* **Stated problem**
Below is a listing. Gather each line of it that contains "한산모시문화제".
[Start of Provided data]
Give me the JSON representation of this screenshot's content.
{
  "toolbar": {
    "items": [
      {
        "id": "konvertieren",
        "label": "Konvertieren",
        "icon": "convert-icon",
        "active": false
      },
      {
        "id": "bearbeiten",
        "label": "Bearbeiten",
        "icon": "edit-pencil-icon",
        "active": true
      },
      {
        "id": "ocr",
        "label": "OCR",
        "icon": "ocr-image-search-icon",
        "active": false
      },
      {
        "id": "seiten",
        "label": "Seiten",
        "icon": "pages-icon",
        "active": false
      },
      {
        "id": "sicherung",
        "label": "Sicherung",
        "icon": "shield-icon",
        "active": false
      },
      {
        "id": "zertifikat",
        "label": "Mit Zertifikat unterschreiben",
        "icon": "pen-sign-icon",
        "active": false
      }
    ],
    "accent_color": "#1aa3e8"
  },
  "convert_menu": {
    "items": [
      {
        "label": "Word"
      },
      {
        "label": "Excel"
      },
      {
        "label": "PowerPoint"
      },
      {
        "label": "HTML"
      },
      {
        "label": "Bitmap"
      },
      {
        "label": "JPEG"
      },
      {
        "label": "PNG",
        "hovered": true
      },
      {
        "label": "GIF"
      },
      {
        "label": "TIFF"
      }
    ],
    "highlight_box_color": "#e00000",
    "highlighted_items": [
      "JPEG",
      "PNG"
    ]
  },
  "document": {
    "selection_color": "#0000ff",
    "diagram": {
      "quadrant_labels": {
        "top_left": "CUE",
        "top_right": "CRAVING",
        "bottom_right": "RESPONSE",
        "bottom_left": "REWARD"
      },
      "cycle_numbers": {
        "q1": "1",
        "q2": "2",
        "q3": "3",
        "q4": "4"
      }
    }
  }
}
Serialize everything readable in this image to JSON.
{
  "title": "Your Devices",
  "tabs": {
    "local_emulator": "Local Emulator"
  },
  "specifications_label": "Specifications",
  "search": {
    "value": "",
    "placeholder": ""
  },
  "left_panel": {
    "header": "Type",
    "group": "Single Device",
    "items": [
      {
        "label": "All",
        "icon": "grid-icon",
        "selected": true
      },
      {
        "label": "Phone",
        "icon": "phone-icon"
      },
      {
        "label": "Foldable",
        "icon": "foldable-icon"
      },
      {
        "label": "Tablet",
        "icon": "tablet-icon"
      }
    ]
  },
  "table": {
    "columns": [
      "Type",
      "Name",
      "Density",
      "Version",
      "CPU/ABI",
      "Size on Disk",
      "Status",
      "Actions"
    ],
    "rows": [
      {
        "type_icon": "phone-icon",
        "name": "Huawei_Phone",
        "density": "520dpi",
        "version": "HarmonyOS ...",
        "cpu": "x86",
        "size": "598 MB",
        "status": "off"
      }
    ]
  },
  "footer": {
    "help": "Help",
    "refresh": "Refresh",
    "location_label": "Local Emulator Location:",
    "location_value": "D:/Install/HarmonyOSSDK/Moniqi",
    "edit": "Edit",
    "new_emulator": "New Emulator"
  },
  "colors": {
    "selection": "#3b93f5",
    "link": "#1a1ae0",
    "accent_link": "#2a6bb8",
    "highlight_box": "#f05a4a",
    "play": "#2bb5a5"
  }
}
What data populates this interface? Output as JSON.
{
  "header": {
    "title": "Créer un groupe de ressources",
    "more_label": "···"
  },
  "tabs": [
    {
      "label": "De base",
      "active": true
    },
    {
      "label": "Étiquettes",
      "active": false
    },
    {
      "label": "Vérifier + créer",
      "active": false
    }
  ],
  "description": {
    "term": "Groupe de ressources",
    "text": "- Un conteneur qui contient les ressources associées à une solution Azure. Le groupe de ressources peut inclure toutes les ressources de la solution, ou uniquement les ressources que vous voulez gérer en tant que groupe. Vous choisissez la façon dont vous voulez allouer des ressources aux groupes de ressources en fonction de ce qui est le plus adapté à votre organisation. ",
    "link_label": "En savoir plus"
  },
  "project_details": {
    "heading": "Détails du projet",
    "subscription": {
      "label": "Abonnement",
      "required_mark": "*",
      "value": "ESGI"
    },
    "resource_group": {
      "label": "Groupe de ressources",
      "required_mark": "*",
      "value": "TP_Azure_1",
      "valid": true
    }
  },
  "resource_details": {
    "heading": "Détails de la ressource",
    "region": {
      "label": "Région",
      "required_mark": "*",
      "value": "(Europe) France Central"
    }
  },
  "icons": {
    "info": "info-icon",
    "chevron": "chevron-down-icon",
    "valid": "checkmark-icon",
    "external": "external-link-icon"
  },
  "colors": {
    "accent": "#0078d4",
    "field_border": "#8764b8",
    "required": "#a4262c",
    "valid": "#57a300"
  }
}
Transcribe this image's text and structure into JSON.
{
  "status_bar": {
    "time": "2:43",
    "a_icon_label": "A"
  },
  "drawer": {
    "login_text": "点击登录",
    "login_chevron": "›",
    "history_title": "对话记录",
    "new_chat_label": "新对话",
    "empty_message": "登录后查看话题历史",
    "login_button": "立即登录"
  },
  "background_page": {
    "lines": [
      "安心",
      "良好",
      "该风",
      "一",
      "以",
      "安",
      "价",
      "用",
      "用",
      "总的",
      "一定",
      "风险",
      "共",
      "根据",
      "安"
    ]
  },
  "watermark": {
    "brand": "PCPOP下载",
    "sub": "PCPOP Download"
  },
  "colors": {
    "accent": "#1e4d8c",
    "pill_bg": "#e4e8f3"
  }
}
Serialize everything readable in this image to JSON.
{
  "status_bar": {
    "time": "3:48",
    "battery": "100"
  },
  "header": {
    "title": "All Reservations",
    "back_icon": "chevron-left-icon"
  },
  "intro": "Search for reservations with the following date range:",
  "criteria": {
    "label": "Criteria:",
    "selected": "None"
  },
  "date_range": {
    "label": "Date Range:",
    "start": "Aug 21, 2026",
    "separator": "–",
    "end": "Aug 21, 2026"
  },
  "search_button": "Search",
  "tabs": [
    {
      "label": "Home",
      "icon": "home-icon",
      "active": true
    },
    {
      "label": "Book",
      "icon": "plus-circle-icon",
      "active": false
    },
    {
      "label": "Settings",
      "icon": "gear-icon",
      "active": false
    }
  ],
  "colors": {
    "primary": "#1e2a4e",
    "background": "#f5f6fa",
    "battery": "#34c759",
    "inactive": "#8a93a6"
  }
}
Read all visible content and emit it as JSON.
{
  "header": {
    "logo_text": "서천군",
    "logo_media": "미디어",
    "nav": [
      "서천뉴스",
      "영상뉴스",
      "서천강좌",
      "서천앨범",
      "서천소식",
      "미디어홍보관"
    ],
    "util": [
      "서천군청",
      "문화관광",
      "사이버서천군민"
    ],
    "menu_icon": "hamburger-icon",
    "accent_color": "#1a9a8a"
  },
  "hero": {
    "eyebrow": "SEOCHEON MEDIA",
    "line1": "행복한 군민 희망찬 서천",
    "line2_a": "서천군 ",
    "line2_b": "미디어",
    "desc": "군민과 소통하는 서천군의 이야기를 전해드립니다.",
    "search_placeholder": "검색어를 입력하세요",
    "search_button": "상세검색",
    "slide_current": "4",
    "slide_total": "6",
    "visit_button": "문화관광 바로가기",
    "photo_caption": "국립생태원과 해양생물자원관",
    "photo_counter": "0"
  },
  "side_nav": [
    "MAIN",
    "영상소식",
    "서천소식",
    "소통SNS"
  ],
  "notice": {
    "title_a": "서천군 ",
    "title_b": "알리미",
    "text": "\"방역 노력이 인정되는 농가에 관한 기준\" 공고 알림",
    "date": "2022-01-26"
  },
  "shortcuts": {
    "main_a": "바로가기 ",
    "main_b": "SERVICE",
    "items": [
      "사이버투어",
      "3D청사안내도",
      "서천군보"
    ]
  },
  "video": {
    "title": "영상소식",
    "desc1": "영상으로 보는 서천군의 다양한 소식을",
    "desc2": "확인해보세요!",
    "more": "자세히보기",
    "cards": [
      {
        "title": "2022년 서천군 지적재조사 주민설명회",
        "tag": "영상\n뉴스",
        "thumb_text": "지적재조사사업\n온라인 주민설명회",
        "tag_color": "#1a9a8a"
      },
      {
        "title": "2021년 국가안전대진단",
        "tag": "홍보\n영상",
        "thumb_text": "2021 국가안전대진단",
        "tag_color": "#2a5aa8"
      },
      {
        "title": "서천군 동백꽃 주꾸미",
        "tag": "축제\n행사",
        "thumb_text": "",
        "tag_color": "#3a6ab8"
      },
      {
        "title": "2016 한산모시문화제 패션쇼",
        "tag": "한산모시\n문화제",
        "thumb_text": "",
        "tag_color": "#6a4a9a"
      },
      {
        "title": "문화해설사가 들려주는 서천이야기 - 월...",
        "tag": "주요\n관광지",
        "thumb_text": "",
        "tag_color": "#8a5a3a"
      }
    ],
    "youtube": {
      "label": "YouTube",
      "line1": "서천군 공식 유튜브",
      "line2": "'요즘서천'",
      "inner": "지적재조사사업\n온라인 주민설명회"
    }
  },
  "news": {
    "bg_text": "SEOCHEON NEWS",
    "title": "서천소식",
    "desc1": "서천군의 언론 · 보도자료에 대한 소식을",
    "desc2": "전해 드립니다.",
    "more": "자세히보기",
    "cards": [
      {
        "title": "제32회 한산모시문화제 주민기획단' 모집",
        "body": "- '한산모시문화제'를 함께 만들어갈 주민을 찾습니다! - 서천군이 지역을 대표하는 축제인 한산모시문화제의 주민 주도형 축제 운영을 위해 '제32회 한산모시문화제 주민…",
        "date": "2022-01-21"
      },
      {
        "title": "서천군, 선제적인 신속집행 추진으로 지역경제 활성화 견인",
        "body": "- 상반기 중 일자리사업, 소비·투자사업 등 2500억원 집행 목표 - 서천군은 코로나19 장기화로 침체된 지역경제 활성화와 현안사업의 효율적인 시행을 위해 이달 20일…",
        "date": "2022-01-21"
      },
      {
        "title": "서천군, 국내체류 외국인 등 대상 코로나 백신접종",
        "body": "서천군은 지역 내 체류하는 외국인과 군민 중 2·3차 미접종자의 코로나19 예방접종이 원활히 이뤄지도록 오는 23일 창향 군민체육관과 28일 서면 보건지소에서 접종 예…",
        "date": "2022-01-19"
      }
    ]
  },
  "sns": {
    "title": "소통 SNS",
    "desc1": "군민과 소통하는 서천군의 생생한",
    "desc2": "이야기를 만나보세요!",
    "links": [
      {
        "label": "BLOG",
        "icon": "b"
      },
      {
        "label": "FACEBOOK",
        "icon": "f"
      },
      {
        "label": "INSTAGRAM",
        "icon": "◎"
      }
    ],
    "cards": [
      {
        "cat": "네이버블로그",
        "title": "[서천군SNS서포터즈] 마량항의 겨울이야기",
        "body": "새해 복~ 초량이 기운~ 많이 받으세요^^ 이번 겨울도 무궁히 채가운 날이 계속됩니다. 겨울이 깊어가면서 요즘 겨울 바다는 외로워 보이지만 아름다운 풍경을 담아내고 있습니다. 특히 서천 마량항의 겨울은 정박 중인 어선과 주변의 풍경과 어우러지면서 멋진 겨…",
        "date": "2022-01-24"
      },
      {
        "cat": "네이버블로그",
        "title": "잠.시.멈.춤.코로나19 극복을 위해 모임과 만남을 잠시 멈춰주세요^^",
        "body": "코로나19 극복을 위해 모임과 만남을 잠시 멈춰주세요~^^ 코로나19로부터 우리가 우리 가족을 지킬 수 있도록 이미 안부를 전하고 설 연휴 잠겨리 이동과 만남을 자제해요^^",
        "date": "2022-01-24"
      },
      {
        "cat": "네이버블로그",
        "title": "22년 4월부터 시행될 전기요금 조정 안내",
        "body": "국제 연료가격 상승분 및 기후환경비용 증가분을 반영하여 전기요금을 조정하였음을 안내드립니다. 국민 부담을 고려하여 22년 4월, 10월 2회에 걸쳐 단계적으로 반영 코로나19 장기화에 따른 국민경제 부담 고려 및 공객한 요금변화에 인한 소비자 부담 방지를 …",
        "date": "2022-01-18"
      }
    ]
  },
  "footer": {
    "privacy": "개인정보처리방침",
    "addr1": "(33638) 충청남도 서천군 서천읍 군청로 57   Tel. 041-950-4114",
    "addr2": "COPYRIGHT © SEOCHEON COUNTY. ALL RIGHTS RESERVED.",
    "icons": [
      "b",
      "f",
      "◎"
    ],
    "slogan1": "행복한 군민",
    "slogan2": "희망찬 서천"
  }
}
[End of Provided data]
* **In response**
        "title": "2016 한산모시문화제 패션쇼",
        "title": "제32회 한산모시문화제 주민기획단' 모집",
        "body": "- '한산모시문화제'를 함께 만들어갈 주민을 찾습니다! - 서천군이 지역을 대표하는 축제인 한산모시문화제의 주민 주도형 축제 운영을 위해 '제32회 한산모시문화제 주민…",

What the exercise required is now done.